— Begin ENTRIES PROVIDED —

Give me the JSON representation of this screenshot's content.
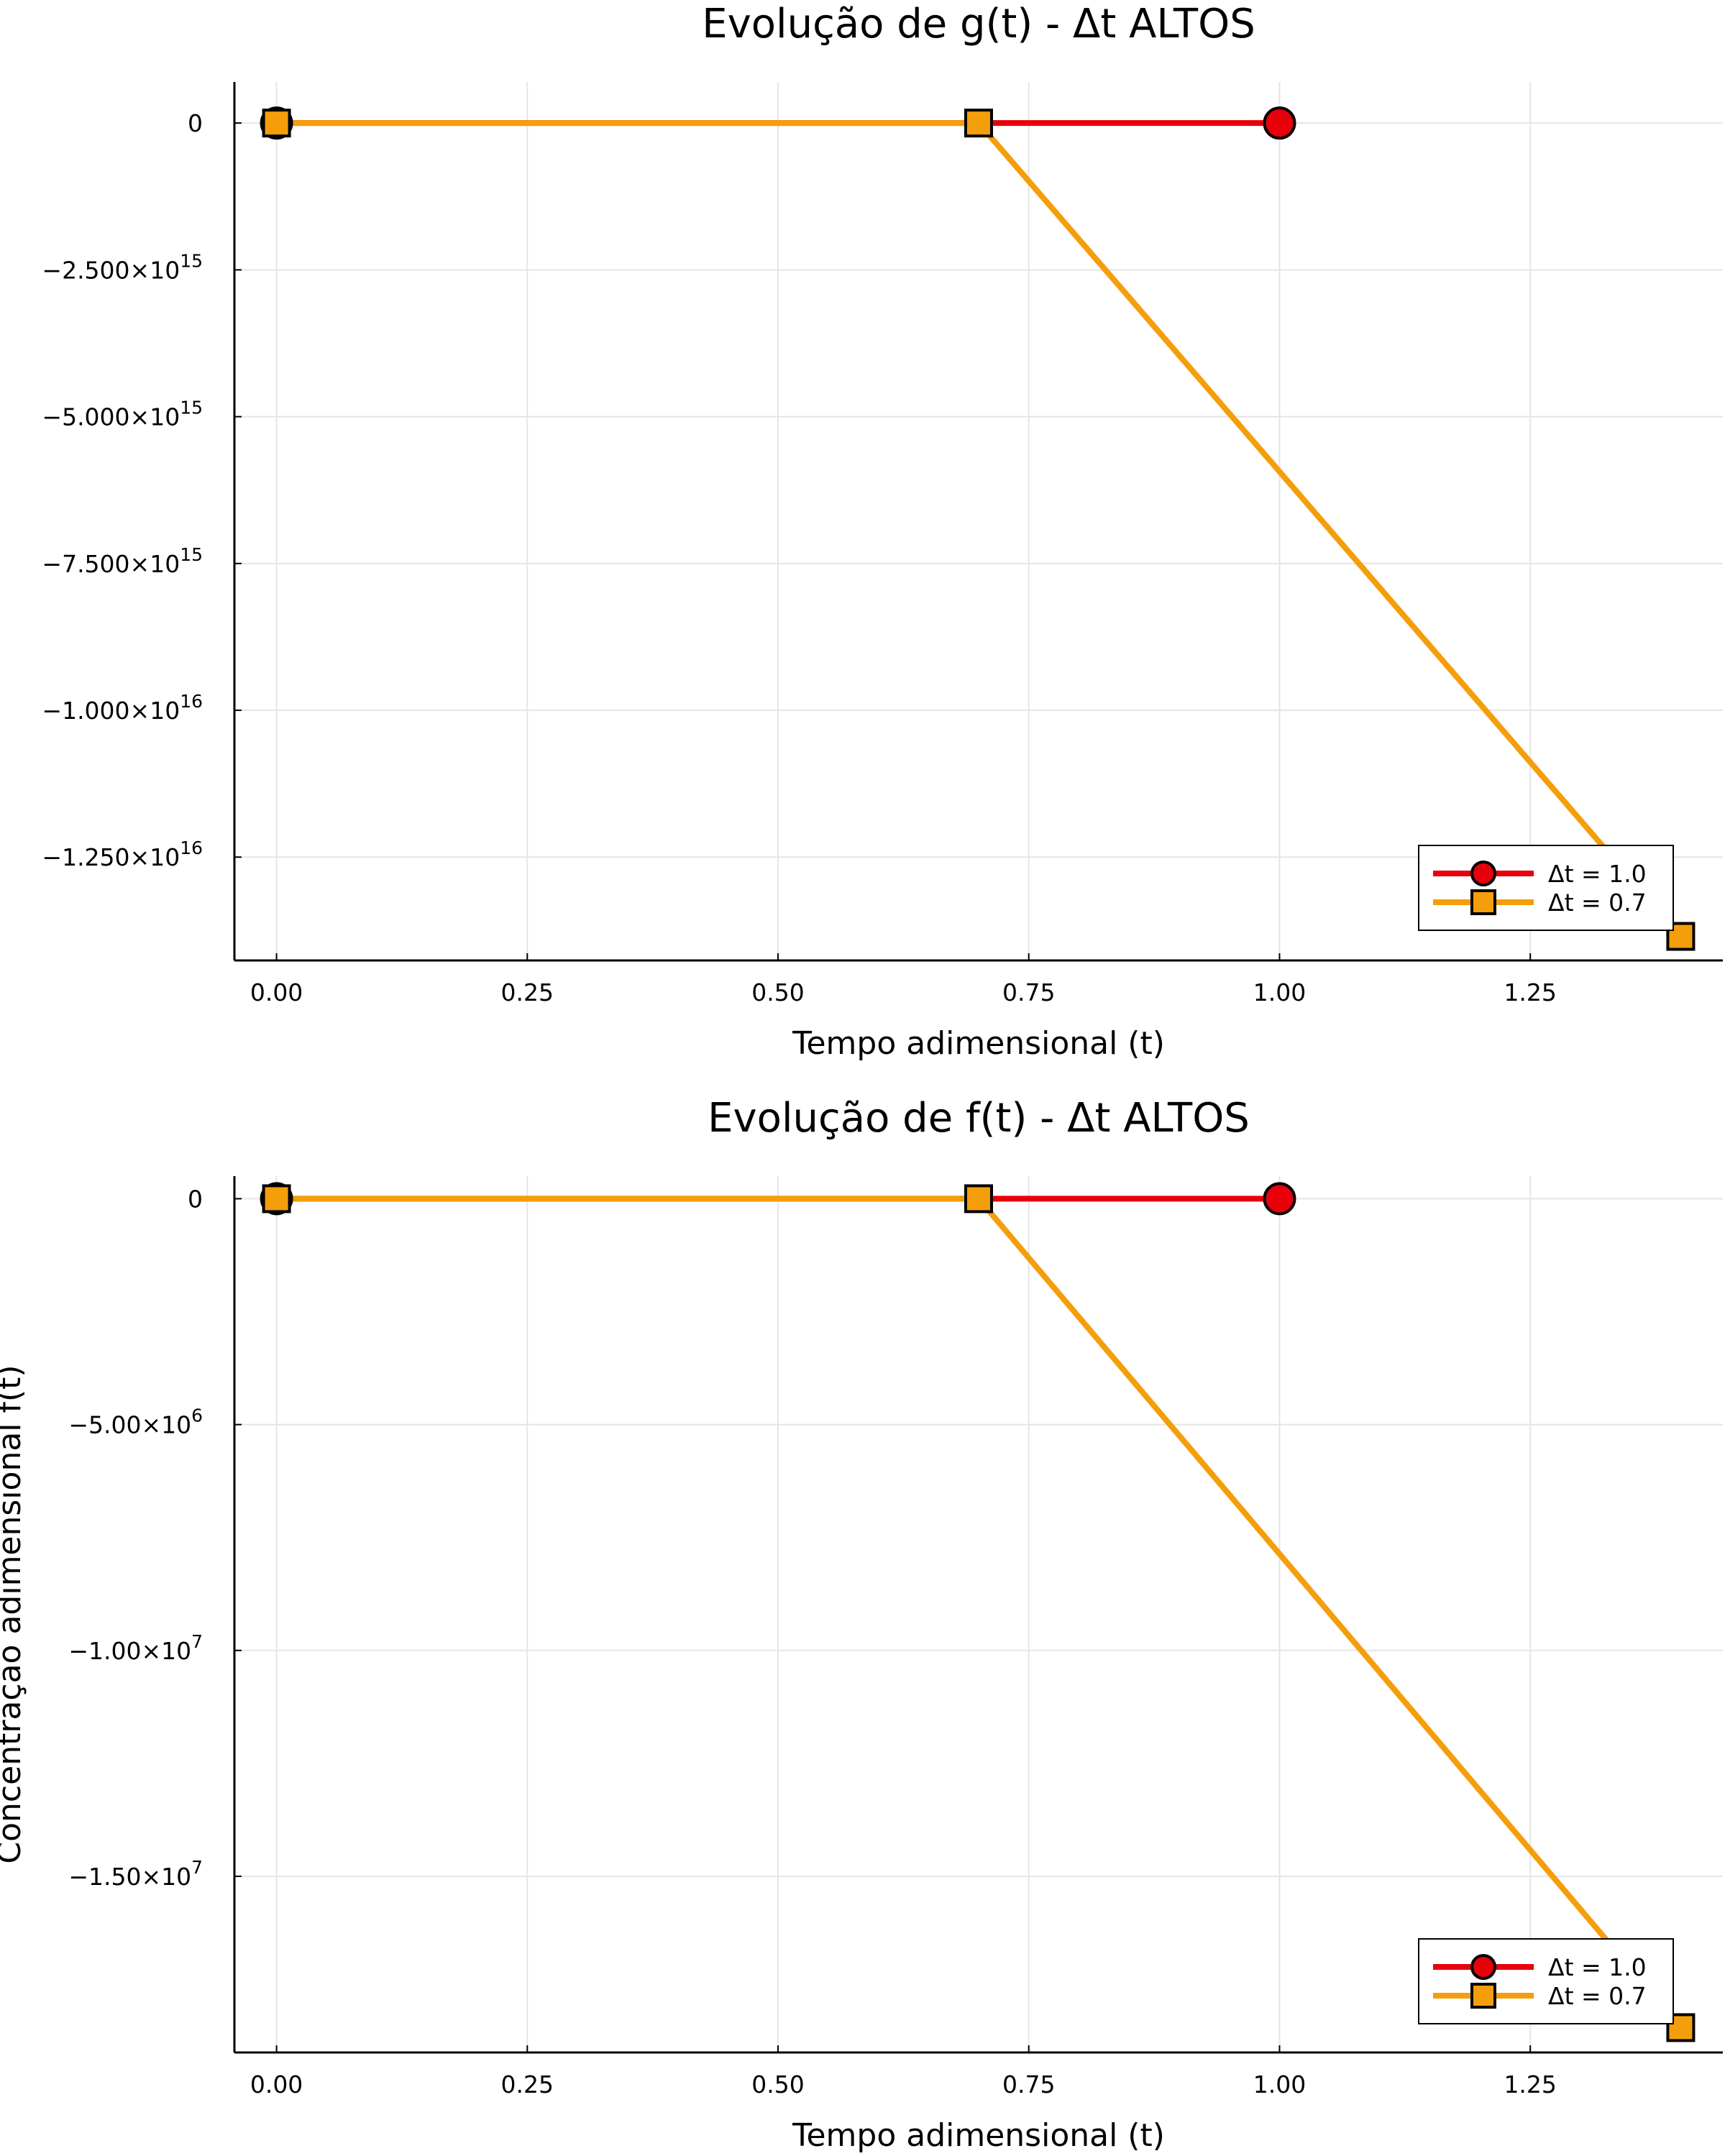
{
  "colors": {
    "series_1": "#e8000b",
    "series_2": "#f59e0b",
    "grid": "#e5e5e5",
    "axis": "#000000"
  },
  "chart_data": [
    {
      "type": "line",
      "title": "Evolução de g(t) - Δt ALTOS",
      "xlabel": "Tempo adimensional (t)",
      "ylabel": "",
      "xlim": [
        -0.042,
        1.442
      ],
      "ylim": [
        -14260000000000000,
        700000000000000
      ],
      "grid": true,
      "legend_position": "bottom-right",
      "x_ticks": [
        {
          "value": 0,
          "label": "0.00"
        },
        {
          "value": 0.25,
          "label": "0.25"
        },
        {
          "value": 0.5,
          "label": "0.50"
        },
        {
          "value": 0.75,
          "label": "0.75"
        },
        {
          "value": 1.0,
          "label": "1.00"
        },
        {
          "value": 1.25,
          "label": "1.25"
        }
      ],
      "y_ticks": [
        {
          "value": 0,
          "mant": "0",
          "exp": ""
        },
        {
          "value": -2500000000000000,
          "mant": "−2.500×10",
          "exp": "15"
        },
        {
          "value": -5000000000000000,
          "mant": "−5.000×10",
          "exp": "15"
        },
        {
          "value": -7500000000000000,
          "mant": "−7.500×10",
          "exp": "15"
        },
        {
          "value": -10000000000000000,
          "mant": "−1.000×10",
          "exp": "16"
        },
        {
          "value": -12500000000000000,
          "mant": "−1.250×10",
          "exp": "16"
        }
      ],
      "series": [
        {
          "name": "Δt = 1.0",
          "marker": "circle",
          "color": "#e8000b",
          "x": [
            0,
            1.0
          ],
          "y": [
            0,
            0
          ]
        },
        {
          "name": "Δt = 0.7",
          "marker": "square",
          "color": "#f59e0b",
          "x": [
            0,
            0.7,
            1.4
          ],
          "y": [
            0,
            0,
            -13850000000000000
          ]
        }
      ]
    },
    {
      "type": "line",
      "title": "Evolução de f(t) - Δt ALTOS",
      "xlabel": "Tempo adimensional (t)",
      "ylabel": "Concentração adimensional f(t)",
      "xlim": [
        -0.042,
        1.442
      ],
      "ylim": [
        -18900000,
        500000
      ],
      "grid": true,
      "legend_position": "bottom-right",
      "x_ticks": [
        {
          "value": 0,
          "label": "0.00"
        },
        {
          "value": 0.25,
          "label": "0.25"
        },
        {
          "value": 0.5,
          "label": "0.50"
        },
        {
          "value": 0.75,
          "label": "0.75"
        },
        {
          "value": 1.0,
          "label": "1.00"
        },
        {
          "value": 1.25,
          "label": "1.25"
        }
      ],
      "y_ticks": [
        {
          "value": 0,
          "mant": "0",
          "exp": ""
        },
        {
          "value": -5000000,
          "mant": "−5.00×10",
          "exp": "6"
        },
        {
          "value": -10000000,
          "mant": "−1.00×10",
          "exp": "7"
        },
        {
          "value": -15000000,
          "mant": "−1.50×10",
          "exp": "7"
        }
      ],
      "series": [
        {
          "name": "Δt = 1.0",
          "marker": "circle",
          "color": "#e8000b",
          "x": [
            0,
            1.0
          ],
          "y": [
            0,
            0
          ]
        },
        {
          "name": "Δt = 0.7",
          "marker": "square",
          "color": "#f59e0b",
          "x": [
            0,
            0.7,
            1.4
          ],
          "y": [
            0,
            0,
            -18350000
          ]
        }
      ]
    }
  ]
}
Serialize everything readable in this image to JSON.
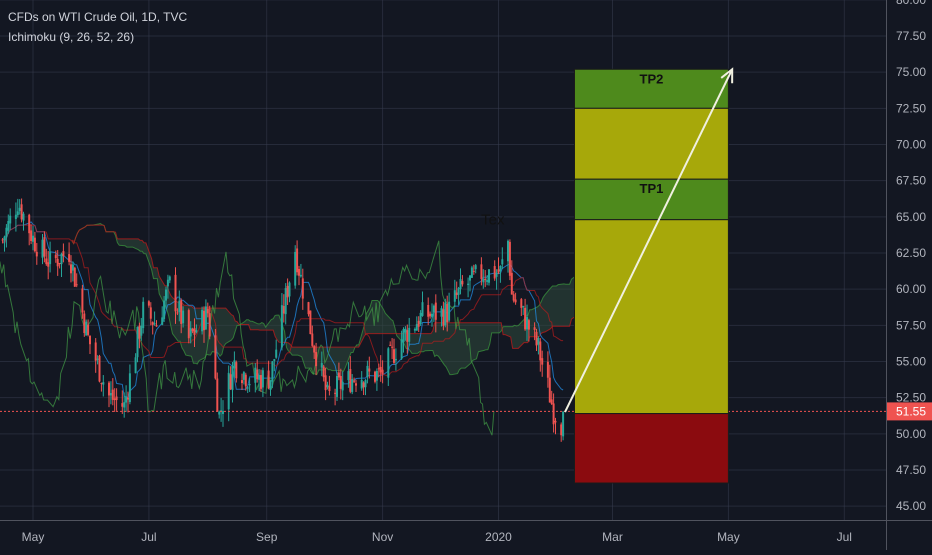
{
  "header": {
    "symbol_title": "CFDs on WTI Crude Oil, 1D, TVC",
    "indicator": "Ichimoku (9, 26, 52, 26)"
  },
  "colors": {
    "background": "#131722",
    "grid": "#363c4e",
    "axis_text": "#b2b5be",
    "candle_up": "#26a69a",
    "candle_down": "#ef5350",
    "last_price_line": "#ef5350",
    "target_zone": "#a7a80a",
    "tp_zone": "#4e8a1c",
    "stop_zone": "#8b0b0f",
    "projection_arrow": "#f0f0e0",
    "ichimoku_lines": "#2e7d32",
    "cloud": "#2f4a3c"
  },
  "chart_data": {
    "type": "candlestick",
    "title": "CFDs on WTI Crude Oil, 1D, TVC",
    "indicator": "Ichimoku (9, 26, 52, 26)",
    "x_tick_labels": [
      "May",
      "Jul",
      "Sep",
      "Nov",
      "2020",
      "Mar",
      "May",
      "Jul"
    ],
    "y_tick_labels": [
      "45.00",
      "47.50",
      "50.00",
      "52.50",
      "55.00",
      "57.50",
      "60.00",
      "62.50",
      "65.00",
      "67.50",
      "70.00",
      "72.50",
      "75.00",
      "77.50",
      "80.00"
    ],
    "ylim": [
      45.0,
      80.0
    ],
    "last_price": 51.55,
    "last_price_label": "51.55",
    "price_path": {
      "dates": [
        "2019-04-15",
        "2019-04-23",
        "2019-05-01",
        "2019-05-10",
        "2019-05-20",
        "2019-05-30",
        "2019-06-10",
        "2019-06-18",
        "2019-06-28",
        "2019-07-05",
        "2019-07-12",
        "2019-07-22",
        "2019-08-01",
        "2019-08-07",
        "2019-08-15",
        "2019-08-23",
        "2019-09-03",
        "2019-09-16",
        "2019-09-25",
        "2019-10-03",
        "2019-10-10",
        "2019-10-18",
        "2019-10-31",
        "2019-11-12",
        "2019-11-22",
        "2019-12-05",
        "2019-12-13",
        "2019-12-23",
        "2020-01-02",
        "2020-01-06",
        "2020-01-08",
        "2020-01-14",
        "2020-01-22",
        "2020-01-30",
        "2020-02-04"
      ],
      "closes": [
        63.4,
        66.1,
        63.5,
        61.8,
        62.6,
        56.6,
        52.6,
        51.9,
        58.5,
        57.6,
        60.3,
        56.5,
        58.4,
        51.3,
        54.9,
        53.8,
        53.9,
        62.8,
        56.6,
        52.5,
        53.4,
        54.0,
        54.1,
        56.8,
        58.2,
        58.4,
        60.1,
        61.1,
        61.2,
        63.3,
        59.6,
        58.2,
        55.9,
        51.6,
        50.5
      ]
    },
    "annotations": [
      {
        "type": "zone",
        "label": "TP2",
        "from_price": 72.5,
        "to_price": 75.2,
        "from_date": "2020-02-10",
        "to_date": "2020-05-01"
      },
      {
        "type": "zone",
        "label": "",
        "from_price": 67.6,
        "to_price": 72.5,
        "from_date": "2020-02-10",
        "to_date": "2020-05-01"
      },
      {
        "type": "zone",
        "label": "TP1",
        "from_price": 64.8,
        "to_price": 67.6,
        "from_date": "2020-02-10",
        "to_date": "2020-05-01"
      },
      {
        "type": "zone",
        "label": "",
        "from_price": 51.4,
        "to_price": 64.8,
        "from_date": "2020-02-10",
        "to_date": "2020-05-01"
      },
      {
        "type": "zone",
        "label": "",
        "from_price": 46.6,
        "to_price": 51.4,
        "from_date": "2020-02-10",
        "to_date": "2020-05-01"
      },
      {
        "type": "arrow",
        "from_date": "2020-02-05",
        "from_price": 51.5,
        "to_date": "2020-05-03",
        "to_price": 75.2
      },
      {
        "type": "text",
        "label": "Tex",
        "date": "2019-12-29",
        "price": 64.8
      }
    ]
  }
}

— End ENTRIES PROVIDED —

▶ **DIRECTIONS**: Show the lines of the data that hold the word "ylabel".

▶ **THE RESULT**:
      "ylabel": "",
      "ylabel": "Concentração adimensional f(t)",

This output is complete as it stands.